Information supplied:

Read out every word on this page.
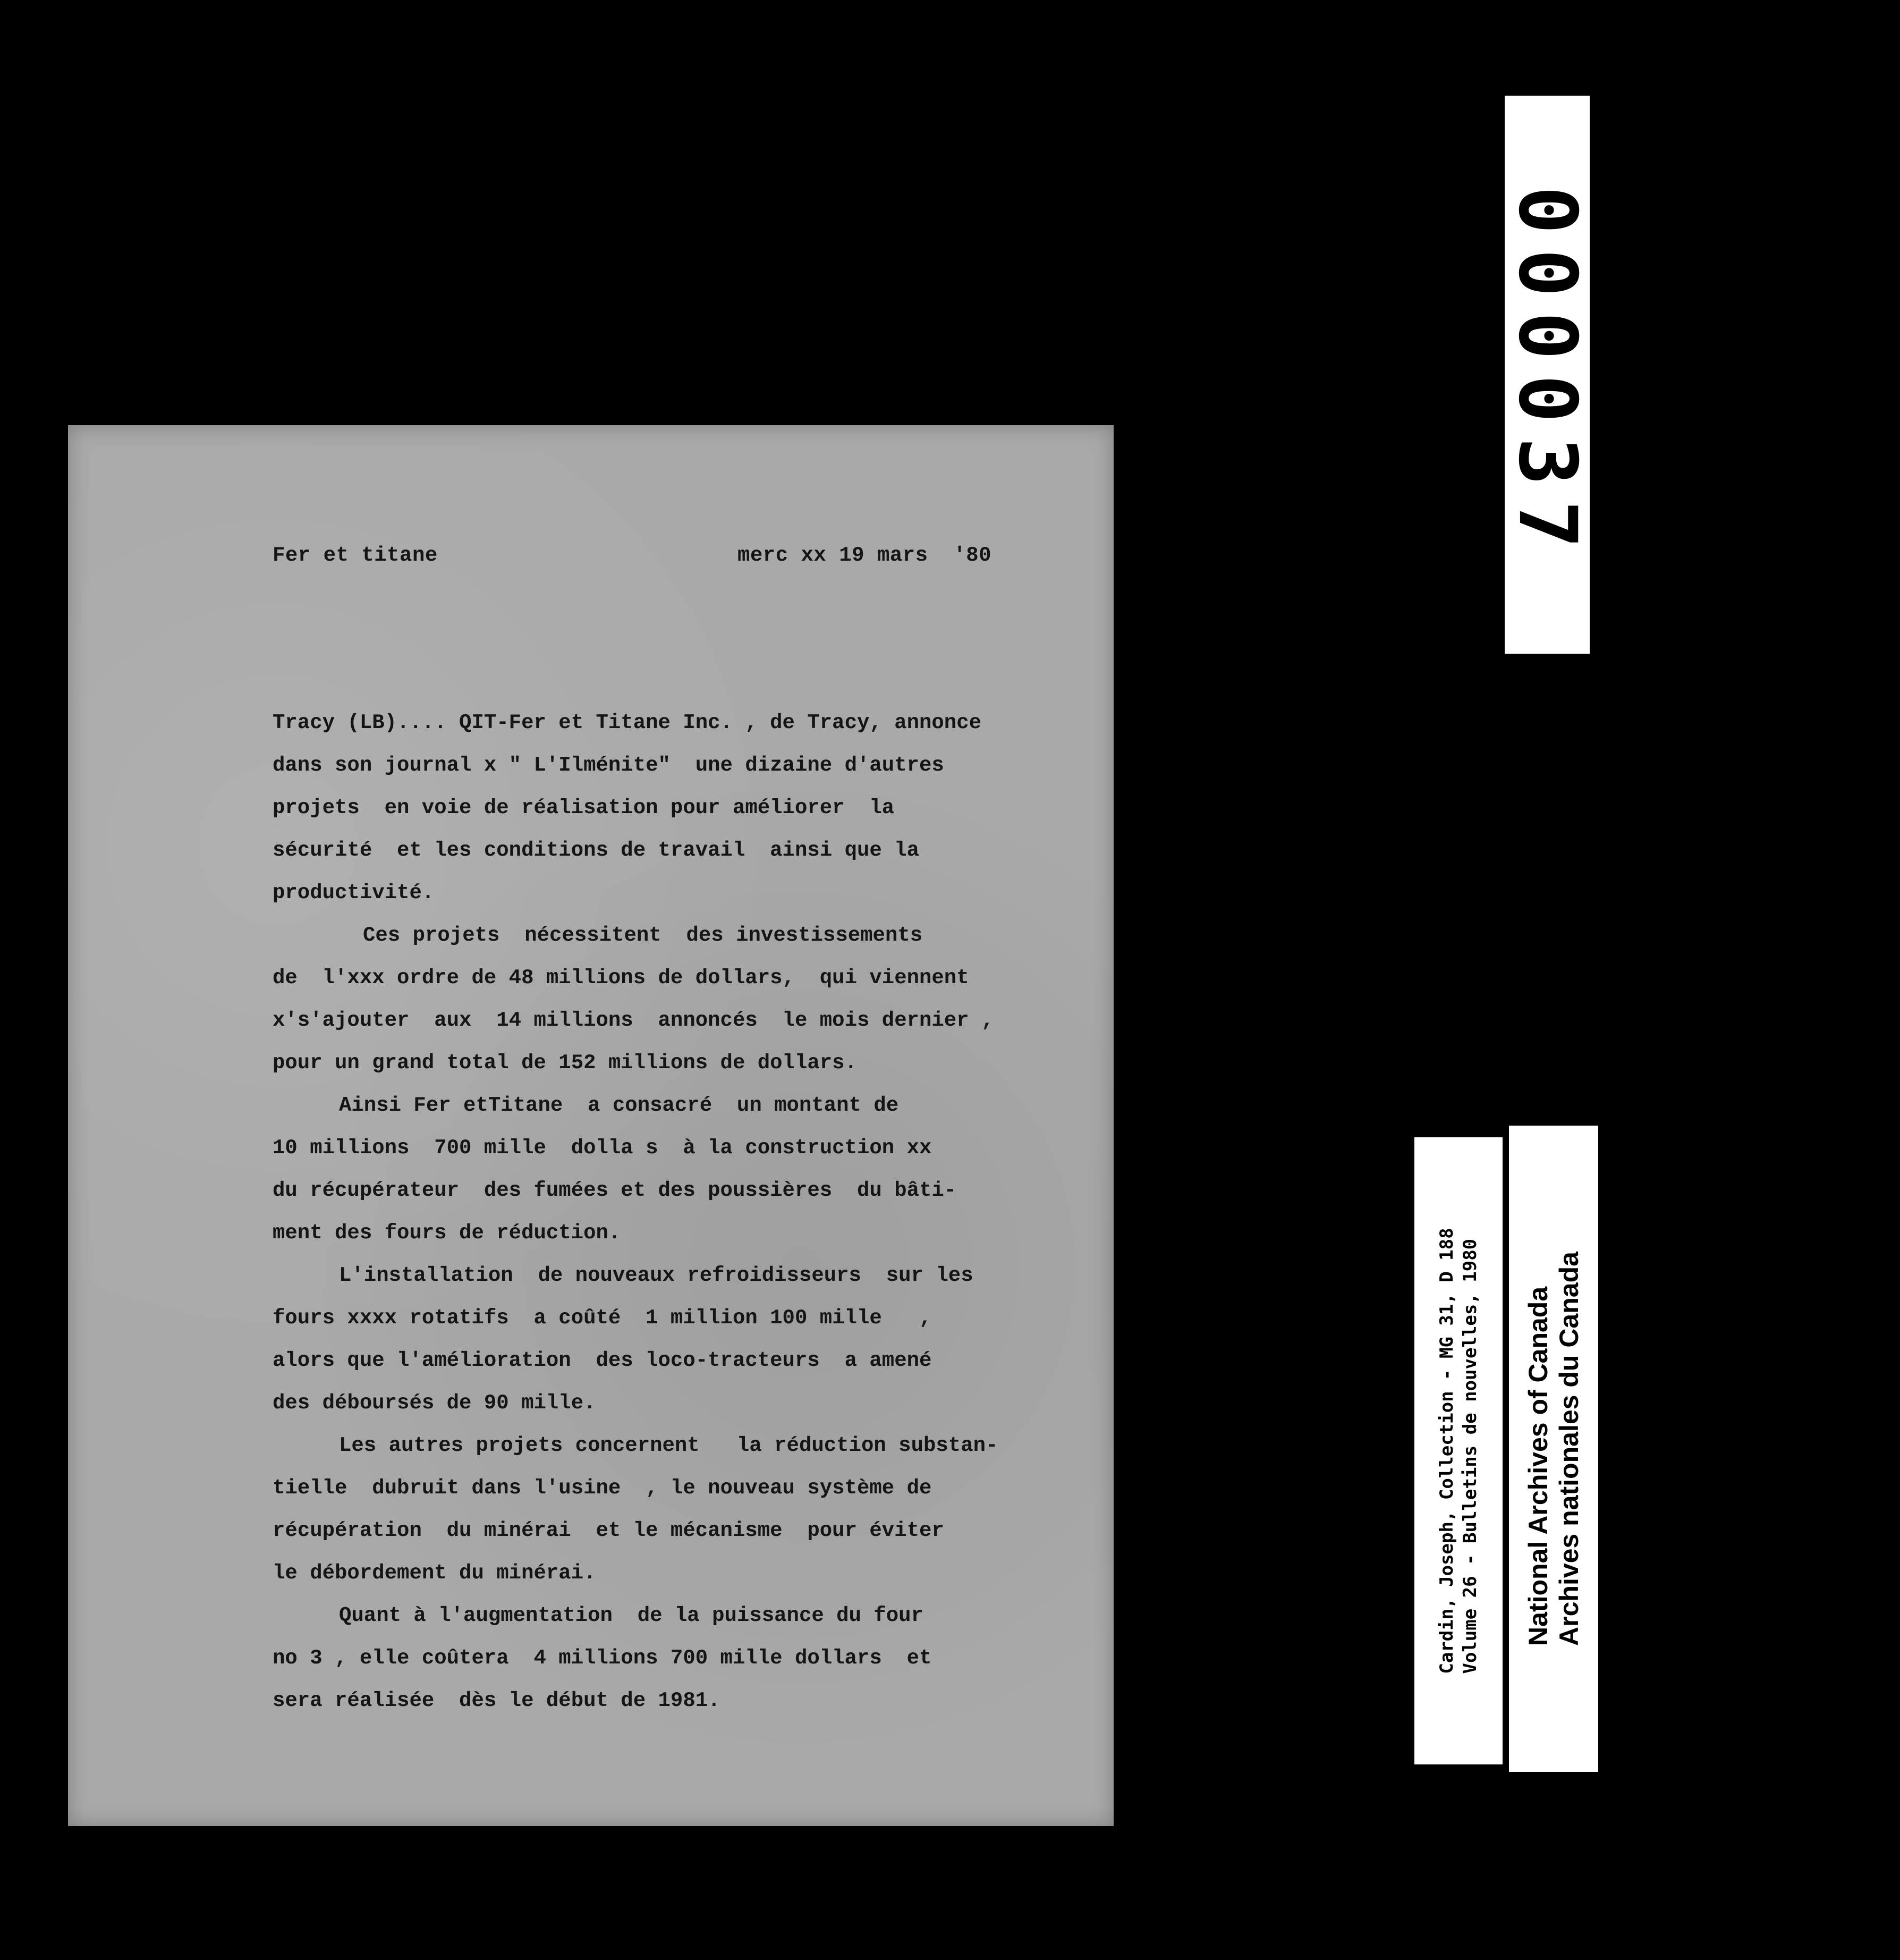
Fer et titane	merc xx 19 mars  '80
Tracy (LB).... QIT-Fer et Titane Inc. , de Tracy, annonce
dans son journal x " L'Ilménite"  une dizaine d'autres
projets  en voie de réalisation pour améliorer  la
sécurité  et les conditions de travail  ainsi que la
productivité.
Ces projets  nécessitent  des investissements
de  l'xxx ordre de 48 millions de dollars,  qui viennent
x's'ajouter  aux  14 millions  annoncés  le mois dernier ,
pour un grand total de 152 millions de dollars.
Ainsi Fer etTitane  a consacré  un montant de
10 millions  700 mille  dolla s  à la construction xx
du récupérateur  des fumées et des poussières  du bâti-
ment des fours de réduction.
L'installation  de nouveaux refroidisseurs  sur les
fours xxxx rotatifs  a coûté  1 million 100 mille   ,
alors que l'amélioration  des loco-tracteurs  a amené
des déboursés de 90 mille.
Les autres projets concernent   la réduction substan-
tielle  dubruit dans l'usine  , le nouveau système de
récupération  du minérai  et le mécanisme  pour éviter
le débordement du minérai.
Quant à l'augmentation  de la puissance du four
no 3 , elle coûtera  4 millions 700 mille dollars  et
sera réalisée  dès le début de 1981.
000037
Cardin, Joseph, Collection - MG 31, D 188 Volume 26 - Bulletins de nouvelles, 1980 National Archives of Canada Archives nationales du Canada
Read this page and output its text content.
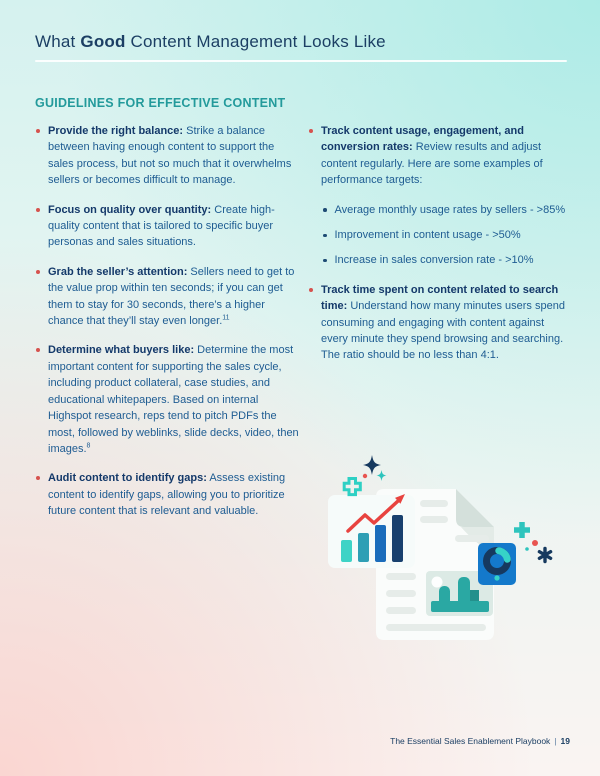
What Good Content Management Looks Like
GUIDELINES FOR EFFECTIVE CONTENT

Provide the right balance: Strike a balance between having enough content to support the sales process, but not so much that it overwhelms sellers or becomes difficult to manage.

Focus on quality over quantity: Create high-quality content that is tailored to specific buyer personas and sales situations.

Grab the seller’s attention: Sellers need to get to the value prop within ten seconds; if you can get them to stay for 30 seconds, there’s a higher chance that they’ll stay even longer.$^{11}$

Determine what buyers like: Determine the most important content for supporting the sales cycle, including product collateral, case studies, and educational whitepapers. Based on internal Highspot research, reps tend to pitch PDFs the most, followed by weblinks, slide decks, video, then images.$^8$

Audit content to identify gaps: Assess existing content to identify gaps, allowing you to prioritize future content that is relevant and valuable.

Track content usage, engagement, and conversion rates: Review results and adjust content regularly. Here are some examples of performance targets:

Average monthly usage rates by sellers - >85%
Improvement in content usage - >50%
Increase in sales conversion rate - >10%

Track time spent on content related to search time: Understand how many minutes users spend consuming and engaging with content against every minute they spend browsing and searching. The ratio should be no less than 4:1.

The Essential Sales Enablement Playbook | 19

Problem statement:
Omit the pictures, then output the rest of the listing exactly.

The reply:
Read out every word on this page.
Fer et titane	merc xx 19 mars  '80
Tracy (LB).... QIT-Fer et Titane Inc. , de Tracy, annonce
dans son journal x " L'Ilménite"  une dizaine d'autres
projets  en voie de réalisation pour améliorer  la
sécurité  et les conditions de travail  ainsi que la
productivité.
Ces projets  nécessitent  des investissements
de  l'xxx ordre de 48 millions de dollars,  qui viennent
x's'ajouter  aux  14 millions  annoncés  le mois dernier ,
pour un grand total de 152 millions de dollars.
Ainsi Fer etTitane  a consacré  un montant de
10 millions  700 mille  dolla s  à la construction xx
du récupérateur  des fumées et des poussières  du bâti-
ment des fours de réduction.
L'installation  de nouveaux refroidisseurs  sur les
fours xxxx rotatifs  a coûté  1 million 100 mille   ,
alors que l'amélioration  des loco-tracteurs  a amené
des déboursés de 90 mille.
Les autres projets concernent   la réduction substan-
tielle  dubruit dans l'usine  , le nouveau système de
récupération  du minérai  et le mécanisme  pour éviter
le débordement du minérai.
Quant à l'augmentation  de la puissance du four
no 3 , elle coûtera  4 millions 700 mille dollars  et
sera réalisée  dès le début de 1981.
000037
Cardin, Joseph, Collection - MG 31, D 188 Volume 26 - Bulletins de nouvelles, 1980 National Archives of Canada Archives nationales du Canada
Read this page and output its text content.
What Good Content Management Looks Like
GUIDELINES FOR EFFECTIVE CONTENT

Provide the right balance: Strike a balance between having enough content to support the sales process, but not so much that it overwhelms sellers or becomes difficult to manage.

Focus on quality over quantity: Create high-quality content that is tailored to specific buyer personas and sales situations.

Grab the seller’s attention: Sellers need to get to the value prop within ten seconds; if you can get them to stay for 30 seconds, there’s a higher chance that they’ll stay even longer.$^{11}$

Determine what buyers like: Determine the most important content for supporting the sales cycle, including product collateral, case studies, and educational whitepapers. Based on internal Highspot research, reps tend to pitch PDFs the most, followed by weblinks, slide decks, video, then images.$^8$

Audit content to identify gaps: Assess existing content to identify gaps, allowing you to prioritize future content that is relevant and valuable.

Track content usage, engagement, and conversion rates: Review results and adjust content regularly. Here are some examples of performance targets:

Average monthly usage rates by sellers - >85%
Improvement in content usage - >50%
Increase in sales conversion rate - >10%

Track time spent on content related to search time: Understand how many minutes users spend consuming and engaging with content against every minute they spend browsing and searching. The ratio should be no less than 4:1.

The Essential Sales Enablement Playbook | 19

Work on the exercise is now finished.